→ Problem details
Scan the data below and copy each line where "phần" occurs.

→ Stored items
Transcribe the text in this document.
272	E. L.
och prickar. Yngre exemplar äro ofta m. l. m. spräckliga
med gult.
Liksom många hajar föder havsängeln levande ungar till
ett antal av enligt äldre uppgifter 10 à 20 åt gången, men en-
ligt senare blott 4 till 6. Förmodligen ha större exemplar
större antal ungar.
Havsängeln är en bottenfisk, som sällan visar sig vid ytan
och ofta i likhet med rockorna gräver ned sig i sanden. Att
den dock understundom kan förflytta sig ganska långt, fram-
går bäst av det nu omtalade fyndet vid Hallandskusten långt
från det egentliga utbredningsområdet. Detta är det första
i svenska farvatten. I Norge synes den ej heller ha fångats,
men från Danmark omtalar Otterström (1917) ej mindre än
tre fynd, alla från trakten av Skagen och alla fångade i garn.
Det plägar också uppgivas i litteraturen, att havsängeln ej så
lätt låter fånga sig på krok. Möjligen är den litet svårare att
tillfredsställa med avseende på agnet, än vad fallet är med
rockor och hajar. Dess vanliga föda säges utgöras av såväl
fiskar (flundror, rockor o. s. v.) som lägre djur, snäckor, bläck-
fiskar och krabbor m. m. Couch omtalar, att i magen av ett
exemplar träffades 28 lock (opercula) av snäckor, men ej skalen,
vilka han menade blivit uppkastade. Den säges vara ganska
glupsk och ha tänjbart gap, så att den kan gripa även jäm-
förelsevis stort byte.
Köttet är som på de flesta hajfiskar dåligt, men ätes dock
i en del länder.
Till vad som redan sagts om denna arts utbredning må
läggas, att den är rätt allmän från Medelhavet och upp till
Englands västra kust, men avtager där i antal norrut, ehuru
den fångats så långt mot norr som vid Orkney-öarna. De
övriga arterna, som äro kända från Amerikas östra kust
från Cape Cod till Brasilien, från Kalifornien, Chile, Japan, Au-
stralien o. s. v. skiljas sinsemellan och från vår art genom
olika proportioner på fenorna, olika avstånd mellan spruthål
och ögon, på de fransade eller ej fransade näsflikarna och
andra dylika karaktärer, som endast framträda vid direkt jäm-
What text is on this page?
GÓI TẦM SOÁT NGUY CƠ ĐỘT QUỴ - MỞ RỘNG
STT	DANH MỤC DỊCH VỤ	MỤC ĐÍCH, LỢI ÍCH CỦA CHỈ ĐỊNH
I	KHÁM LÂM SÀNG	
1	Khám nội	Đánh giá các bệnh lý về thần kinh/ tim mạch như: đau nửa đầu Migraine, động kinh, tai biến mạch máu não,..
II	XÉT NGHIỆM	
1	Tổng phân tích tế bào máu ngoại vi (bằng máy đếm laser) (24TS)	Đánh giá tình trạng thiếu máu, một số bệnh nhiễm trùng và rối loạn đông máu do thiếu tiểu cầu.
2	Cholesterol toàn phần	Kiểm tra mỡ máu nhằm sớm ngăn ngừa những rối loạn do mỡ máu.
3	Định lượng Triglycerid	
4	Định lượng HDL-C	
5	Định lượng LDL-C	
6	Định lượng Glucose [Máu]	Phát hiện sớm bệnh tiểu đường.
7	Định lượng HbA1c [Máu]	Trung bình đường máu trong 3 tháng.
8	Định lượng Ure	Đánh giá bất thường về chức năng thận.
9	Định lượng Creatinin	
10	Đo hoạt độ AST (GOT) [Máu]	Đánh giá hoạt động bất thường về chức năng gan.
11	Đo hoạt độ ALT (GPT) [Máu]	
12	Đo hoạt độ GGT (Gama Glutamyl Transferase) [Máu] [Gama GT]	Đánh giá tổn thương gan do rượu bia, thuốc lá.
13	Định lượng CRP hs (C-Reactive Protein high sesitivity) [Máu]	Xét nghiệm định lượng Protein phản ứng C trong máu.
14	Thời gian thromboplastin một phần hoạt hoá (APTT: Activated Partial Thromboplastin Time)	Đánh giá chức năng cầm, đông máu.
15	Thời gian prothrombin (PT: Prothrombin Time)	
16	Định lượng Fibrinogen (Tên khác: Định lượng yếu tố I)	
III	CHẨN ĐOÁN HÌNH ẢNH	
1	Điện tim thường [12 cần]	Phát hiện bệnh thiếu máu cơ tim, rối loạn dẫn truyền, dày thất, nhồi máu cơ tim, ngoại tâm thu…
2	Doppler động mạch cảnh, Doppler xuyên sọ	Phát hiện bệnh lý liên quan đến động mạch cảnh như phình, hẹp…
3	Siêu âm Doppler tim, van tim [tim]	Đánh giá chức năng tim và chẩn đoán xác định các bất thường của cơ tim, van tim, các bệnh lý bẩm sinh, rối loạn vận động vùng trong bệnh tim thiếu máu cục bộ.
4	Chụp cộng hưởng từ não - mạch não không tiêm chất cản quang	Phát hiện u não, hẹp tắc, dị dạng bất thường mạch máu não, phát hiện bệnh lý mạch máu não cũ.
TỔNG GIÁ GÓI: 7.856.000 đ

→ Completed exercise
2	Cholesterol toàn phần	Kiểm tra mỡ máu nhằm sớm ngăn ngừa những rối loạn do mỡ máu.
14	Thời gian thromboplastin một phần hoạt hoá (APTT: Activated Partial Thromboplastin Time)	Đánh giá chức năng cầm, đông máu.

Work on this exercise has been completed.